— Start Data lines —

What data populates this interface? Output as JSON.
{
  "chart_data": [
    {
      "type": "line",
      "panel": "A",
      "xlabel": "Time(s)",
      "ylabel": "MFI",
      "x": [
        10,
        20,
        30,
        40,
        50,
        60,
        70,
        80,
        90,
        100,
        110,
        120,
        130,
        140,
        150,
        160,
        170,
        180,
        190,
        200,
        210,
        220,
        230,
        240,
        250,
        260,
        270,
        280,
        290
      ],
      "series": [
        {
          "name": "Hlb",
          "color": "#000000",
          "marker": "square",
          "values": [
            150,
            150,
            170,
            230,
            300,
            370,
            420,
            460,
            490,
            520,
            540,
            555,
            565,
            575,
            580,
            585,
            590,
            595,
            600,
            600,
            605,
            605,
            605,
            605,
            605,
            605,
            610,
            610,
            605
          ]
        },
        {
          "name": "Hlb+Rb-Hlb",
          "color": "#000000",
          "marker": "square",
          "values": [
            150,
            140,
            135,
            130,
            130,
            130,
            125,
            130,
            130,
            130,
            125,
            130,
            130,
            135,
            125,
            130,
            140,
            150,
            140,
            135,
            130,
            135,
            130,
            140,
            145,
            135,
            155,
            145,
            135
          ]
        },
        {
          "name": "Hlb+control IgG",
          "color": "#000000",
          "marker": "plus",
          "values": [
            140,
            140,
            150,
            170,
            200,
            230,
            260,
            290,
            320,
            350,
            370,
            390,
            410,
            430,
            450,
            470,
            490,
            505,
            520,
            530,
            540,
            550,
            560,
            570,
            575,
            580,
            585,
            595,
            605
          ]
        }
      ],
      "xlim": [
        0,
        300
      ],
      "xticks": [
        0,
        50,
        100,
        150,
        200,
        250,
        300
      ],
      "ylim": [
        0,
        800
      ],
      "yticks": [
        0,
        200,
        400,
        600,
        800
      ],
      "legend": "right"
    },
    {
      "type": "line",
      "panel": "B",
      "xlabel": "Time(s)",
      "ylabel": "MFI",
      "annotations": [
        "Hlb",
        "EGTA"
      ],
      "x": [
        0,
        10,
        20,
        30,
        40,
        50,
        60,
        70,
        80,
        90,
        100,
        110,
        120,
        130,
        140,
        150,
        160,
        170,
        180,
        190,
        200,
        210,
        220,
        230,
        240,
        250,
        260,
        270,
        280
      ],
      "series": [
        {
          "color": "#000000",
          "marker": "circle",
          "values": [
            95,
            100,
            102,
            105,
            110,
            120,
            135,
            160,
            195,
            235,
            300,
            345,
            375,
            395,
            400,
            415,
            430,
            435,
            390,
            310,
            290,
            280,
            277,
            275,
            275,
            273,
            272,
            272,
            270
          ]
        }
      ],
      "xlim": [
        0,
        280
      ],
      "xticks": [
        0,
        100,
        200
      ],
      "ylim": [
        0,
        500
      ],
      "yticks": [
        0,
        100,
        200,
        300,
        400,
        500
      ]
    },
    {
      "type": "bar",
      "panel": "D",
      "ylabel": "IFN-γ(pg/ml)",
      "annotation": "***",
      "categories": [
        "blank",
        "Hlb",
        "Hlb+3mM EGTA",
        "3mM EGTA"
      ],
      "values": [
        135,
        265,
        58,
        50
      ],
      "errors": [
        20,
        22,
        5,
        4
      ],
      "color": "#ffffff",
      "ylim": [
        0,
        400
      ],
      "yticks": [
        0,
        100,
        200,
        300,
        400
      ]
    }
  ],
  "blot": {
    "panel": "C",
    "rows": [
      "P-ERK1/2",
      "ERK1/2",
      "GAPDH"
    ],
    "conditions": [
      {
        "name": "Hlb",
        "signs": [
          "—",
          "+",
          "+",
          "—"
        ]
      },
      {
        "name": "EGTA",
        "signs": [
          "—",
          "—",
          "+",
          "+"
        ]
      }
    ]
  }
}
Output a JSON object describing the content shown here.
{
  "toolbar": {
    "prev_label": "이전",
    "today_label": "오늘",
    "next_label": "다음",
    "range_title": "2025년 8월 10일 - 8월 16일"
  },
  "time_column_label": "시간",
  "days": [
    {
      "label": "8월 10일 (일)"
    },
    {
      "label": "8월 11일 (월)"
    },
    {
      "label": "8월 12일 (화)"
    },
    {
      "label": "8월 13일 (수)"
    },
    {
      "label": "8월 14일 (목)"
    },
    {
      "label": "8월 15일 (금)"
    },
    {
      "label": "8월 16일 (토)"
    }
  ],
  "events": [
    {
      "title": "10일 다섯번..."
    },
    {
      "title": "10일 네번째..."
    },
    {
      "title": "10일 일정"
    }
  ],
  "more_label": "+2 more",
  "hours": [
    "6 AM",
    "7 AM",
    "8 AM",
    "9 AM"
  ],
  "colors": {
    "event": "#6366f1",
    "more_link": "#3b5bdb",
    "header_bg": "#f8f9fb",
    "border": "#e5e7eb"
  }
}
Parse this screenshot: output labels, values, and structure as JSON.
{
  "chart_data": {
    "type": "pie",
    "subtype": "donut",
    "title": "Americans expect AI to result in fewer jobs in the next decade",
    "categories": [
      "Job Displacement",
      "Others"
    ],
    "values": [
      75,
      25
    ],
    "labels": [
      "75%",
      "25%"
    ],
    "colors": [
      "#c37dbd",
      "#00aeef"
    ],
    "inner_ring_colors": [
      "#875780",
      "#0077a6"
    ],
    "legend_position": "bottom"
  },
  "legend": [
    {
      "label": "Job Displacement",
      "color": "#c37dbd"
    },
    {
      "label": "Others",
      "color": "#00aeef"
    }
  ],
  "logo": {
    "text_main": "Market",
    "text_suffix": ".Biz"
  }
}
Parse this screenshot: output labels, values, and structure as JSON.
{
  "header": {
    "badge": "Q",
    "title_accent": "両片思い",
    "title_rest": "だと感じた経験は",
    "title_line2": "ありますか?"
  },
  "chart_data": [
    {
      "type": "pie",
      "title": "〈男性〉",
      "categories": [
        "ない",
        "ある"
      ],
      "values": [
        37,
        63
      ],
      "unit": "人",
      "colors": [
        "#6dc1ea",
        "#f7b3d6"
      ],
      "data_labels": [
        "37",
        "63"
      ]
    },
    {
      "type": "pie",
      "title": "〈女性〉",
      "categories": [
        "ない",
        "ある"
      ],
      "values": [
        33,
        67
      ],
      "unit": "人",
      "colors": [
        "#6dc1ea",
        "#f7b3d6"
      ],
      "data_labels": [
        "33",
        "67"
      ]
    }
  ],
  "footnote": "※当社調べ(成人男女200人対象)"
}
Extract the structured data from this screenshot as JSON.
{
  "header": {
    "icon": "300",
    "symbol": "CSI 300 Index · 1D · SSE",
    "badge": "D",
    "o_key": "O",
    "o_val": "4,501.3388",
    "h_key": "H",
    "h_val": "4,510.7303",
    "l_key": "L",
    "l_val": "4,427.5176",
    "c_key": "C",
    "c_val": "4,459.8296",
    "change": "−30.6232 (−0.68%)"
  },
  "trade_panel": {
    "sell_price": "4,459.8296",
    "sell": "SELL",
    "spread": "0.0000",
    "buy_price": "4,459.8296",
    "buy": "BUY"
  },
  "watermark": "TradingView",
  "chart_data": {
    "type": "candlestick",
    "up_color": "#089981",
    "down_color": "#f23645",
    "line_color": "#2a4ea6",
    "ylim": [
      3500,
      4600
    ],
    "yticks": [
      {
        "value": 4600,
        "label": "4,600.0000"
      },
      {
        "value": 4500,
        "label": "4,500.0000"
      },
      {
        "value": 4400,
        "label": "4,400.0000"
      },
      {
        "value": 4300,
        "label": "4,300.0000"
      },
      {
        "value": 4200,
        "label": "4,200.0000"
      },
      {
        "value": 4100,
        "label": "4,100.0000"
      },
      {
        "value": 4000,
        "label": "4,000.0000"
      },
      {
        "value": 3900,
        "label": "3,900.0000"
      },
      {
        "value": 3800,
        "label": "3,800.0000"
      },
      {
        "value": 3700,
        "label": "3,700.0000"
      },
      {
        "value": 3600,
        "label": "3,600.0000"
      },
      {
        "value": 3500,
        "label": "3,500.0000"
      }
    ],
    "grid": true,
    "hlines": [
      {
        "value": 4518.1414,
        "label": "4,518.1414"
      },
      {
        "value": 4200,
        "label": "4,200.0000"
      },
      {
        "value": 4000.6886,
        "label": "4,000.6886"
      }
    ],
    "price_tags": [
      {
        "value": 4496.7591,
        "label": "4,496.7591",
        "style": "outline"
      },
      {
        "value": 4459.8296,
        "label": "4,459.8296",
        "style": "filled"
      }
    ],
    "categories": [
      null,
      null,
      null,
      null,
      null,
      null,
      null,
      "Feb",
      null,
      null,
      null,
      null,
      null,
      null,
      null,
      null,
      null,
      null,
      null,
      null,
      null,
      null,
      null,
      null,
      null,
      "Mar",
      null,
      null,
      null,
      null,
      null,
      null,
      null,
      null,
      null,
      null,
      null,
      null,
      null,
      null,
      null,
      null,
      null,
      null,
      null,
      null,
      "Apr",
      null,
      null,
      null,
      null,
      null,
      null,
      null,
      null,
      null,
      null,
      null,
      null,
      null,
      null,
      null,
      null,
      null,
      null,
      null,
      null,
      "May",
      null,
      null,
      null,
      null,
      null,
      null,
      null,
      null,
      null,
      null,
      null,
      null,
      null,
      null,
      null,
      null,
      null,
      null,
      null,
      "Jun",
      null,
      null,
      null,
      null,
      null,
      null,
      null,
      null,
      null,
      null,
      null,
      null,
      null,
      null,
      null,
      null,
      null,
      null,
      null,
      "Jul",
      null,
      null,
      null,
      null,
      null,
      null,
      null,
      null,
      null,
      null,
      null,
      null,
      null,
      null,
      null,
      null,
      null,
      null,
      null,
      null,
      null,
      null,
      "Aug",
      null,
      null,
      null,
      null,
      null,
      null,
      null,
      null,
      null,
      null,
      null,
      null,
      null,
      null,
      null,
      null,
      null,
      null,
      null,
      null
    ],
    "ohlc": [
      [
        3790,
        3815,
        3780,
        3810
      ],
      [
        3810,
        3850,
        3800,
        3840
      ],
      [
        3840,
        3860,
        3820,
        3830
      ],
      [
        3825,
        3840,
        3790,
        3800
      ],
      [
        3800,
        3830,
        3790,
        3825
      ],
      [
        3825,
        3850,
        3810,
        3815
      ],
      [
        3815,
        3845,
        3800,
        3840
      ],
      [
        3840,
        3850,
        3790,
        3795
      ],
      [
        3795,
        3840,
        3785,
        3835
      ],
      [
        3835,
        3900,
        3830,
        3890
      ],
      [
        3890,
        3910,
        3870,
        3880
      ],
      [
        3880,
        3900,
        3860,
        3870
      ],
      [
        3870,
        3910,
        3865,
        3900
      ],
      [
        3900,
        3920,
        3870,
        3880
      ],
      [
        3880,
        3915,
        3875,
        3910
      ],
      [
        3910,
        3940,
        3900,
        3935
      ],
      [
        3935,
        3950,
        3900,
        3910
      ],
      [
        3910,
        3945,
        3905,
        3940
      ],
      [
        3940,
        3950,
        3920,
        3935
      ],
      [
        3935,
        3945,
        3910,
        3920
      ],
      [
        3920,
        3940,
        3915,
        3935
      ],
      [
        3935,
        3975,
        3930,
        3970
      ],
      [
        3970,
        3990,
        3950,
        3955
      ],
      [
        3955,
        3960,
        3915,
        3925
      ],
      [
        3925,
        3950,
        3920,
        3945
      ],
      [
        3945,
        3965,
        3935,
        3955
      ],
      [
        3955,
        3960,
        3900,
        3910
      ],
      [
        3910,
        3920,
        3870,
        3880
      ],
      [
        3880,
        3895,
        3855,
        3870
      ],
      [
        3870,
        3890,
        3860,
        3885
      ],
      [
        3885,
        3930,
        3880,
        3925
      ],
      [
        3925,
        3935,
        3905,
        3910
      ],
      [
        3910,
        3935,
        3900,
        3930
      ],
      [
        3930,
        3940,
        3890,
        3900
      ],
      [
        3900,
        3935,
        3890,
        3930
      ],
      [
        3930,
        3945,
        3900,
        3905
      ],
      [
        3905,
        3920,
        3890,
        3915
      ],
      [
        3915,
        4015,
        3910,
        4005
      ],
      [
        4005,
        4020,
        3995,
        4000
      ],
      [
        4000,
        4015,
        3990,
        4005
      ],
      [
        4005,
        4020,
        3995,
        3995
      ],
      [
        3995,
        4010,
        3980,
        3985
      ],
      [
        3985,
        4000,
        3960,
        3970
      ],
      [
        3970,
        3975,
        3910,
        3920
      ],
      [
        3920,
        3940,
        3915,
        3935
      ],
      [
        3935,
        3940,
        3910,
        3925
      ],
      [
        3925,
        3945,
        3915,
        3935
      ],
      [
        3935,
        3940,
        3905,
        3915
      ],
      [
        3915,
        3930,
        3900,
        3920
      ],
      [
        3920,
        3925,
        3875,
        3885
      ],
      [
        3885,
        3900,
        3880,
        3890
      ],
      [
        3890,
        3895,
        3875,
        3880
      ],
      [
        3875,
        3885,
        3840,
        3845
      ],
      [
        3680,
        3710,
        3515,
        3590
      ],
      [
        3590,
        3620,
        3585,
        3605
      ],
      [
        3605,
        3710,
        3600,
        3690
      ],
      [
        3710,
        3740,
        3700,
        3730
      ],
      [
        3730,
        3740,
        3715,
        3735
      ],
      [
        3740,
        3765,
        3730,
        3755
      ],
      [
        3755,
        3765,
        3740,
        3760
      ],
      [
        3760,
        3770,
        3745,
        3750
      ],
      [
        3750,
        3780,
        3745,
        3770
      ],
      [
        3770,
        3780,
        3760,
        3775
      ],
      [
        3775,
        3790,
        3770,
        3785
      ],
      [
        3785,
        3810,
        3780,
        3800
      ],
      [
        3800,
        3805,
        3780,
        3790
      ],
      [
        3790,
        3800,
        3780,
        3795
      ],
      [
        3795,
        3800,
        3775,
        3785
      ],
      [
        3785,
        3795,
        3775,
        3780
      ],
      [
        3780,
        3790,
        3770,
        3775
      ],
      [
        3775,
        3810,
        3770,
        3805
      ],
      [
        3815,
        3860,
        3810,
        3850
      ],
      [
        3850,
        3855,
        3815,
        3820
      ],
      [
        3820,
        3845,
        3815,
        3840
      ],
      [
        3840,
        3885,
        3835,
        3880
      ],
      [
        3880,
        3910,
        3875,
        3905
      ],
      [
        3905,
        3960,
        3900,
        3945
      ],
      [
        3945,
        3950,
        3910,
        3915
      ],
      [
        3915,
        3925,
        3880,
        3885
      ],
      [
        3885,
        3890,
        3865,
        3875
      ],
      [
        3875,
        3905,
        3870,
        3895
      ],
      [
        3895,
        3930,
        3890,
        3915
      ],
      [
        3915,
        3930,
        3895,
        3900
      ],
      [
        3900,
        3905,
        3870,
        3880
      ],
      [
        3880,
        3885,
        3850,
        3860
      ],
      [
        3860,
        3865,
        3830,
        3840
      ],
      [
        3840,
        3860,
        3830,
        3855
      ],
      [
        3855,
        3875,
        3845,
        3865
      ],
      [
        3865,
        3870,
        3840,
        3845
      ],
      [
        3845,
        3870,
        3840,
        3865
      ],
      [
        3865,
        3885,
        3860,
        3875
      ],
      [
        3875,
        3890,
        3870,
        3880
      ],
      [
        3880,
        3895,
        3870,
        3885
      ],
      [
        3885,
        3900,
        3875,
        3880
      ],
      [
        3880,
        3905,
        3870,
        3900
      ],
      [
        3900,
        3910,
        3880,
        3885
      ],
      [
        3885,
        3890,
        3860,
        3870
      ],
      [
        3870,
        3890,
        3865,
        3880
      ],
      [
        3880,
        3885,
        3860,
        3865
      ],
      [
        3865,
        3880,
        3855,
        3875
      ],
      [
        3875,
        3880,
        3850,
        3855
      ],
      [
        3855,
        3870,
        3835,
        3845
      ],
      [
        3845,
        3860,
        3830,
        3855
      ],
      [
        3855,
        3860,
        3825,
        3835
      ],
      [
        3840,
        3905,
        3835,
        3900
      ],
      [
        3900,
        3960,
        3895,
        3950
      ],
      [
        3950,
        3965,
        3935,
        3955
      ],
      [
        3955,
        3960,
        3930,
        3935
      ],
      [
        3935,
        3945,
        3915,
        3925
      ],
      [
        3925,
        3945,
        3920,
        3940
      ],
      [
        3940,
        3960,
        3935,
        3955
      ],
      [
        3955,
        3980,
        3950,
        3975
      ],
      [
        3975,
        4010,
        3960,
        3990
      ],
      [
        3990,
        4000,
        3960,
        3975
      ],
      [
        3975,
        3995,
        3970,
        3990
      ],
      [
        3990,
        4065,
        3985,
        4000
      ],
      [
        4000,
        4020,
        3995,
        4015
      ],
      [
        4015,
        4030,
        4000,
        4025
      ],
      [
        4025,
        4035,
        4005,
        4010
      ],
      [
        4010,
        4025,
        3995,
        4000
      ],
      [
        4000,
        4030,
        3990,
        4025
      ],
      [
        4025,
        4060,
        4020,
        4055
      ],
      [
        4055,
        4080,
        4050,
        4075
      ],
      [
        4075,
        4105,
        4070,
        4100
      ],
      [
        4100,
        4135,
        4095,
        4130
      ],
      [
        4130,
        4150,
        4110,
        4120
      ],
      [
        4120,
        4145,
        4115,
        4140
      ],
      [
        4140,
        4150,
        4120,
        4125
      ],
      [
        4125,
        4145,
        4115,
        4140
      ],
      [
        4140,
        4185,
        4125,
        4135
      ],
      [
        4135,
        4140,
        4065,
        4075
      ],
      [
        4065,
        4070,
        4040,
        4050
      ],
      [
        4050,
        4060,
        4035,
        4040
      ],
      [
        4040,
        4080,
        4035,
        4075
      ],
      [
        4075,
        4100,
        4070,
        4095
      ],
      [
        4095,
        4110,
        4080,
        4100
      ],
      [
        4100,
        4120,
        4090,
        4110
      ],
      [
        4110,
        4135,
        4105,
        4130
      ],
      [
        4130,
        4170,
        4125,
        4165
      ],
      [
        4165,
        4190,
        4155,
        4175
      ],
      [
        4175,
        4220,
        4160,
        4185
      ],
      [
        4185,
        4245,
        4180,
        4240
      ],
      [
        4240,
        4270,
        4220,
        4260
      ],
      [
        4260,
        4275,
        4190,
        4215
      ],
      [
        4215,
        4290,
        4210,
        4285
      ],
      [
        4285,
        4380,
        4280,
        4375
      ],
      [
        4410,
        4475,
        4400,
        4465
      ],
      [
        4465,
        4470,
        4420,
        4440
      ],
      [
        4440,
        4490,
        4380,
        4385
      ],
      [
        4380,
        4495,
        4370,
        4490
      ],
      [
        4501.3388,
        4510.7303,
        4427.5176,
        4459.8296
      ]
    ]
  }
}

— End Data lines —

## Problem to work on
For each line of the entries that includes "name", show that line.

## Expected output
          "name": "Hlb",
          "name": "Hlb+Rb-Hlb",
          "name": "Hlb+control IgG",
        "name": "Hlb",
        "name": "EGTA",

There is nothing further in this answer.